LISTING —
• • • • • • •

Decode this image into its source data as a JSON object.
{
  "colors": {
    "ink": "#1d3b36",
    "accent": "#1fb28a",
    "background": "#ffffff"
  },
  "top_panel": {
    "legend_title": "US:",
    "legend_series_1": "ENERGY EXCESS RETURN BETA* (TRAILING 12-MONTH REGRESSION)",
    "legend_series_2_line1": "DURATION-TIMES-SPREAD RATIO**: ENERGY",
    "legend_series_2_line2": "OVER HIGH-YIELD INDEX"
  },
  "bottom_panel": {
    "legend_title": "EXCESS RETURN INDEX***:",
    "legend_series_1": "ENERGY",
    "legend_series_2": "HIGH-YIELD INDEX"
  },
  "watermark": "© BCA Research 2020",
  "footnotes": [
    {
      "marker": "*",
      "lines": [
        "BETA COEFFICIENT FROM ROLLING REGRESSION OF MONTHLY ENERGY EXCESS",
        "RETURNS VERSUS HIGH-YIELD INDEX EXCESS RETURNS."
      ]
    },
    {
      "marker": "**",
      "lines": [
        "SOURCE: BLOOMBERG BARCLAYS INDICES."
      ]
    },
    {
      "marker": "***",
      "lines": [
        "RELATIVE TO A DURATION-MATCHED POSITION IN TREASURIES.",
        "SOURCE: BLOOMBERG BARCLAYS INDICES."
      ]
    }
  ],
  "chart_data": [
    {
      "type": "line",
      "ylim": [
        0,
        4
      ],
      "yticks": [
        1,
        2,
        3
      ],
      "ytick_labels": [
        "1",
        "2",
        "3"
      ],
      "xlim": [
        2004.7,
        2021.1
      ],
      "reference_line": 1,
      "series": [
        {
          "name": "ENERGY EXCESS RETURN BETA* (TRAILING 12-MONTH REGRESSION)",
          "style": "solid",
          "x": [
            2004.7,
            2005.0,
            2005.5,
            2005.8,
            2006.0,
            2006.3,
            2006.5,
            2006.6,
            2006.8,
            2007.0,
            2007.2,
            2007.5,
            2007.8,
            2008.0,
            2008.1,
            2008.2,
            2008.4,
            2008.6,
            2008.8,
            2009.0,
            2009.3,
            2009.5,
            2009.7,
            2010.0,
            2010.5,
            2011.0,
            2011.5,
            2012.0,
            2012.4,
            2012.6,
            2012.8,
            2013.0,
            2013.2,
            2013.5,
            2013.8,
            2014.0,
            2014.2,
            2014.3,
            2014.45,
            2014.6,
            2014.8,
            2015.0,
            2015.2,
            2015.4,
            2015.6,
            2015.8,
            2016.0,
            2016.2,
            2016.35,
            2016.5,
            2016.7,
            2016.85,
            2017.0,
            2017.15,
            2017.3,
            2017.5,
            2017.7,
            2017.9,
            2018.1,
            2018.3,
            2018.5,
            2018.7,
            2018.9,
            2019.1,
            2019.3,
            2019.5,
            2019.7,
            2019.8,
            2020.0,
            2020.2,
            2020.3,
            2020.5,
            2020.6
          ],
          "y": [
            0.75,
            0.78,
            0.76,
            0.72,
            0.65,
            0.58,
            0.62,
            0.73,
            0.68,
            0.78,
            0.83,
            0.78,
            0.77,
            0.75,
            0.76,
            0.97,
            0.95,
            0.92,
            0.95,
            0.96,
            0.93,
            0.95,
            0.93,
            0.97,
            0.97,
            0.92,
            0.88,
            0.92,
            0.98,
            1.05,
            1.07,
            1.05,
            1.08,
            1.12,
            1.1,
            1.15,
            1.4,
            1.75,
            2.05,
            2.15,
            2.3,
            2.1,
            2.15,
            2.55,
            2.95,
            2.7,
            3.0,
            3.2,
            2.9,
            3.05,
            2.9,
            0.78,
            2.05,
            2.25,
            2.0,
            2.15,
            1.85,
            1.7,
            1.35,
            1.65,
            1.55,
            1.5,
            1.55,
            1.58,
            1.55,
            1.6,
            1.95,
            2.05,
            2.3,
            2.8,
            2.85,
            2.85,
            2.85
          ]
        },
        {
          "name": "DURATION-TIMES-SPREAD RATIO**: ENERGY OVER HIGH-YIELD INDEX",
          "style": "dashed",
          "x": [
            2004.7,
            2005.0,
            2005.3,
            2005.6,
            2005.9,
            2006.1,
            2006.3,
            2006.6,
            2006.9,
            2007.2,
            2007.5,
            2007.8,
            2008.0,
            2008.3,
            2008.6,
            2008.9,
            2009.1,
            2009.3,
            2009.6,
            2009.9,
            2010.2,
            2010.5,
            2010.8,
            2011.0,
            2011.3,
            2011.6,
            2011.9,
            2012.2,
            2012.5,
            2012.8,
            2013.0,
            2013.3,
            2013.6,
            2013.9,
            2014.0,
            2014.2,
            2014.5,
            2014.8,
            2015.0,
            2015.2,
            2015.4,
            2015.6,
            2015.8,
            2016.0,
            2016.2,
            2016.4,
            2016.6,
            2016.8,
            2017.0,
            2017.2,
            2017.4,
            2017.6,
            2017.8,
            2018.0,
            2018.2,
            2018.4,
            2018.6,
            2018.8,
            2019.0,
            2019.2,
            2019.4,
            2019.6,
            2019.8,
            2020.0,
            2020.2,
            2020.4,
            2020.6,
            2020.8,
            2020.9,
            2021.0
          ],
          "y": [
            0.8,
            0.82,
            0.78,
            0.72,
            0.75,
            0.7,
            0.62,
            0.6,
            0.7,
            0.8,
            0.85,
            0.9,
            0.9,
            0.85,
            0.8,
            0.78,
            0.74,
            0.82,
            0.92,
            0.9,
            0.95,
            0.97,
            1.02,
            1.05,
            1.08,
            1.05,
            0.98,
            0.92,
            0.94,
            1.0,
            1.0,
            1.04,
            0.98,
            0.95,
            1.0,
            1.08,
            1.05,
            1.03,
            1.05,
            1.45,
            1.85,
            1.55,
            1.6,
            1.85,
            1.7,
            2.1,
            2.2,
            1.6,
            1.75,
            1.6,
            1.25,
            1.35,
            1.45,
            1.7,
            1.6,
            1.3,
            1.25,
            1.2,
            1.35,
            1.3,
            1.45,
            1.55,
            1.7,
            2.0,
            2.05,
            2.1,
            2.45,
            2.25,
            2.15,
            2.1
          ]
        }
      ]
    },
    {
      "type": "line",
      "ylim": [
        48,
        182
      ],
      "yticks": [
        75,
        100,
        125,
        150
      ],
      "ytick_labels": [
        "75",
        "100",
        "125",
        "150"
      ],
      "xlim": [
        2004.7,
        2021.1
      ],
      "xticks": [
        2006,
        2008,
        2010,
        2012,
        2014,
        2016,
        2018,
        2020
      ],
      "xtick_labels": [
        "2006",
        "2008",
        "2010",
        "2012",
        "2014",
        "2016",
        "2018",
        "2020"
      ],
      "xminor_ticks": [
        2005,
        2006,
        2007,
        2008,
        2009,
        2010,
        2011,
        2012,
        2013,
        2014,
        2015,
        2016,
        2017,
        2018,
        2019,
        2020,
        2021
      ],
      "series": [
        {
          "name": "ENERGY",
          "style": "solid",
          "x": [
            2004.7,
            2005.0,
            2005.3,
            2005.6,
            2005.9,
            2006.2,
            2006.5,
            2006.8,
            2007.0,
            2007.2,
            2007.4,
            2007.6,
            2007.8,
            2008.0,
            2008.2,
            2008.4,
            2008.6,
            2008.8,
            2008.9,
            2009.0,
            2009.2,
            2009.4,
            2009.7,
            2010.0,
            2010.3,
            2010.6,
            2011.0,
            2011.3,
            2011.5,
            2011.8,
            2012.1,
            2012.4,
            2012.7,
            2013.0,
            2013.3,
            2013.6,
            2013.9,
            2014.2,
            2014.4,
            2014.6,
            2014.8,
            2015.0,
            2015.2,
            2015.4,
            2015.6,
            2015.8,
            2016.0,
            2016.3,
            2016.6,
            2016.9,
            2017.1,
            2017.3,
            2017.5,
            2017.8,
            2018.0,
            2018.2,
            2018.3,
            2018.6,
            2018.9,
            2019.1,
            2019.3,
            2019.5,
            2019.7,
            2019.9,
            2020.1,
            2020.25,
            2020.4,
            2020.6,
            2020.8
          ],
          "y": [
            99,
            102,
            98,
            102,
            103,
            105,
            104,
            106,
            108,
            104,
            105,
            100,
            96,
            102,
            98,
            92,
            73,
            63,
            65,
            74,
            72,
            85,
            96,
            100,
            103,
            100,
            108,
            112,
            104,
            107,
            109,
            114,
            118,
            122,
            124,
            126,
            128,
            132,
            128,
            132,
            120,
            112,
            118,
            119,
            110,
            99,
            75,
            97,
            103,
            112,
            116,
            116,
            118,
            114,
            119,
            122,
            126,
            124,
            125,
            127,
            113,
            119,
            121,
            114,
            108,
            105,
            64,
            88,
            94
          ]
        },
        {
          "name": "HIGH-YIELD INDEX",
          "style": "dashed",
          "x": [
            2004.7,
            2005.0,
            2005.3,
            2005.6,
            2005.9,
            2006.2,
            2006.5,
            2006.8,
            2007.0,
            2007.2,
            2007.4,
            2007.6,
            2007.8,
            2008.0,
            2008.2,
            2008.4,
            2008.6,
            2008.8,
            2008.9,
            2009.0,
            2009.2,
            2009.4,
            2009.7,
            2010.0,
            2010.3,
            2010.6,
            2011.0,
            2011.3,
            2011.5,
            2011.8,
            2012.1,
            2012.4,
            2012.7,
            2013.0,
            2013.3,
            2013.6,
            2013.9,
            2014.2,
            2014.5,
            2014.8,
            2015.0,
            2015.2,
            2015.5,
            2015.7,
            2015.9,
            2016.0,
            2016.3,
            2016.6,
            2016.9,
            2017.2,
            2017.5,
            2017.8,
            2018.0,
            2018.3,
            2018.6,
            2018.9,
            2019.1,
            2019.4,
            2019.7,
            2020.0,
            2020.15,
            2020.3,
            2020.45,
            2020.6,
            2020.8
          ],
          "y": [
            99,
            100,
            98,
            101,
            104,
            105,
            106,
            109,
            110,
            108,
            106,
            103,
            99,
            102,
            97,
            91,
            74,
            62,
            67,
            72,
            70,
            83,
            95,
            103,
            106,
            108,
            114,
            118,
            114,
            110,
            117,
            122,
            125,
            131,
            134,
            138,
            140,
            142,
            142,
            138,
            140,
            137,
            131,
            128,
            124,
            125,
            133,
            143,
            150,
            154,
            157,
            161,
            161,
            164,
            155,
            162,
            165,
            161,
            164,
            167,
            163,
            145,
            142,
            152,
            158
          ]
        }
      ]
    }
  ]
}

• • • • • • •

Copy every single line of the material above that holds "name".

PROBLEM SOLUTION —
          "name": "ENERGY EXCESS RETURN BETA* (TRAILING 12-MONTH REGRESSION)",
          "name": "DURATION-TIMES-SPREAD RATIO**: ENERGY OVER HIGH-YIELD INDEX",
          "name": "ENERGY",
          "name": "HIGH-YIELD INDEX",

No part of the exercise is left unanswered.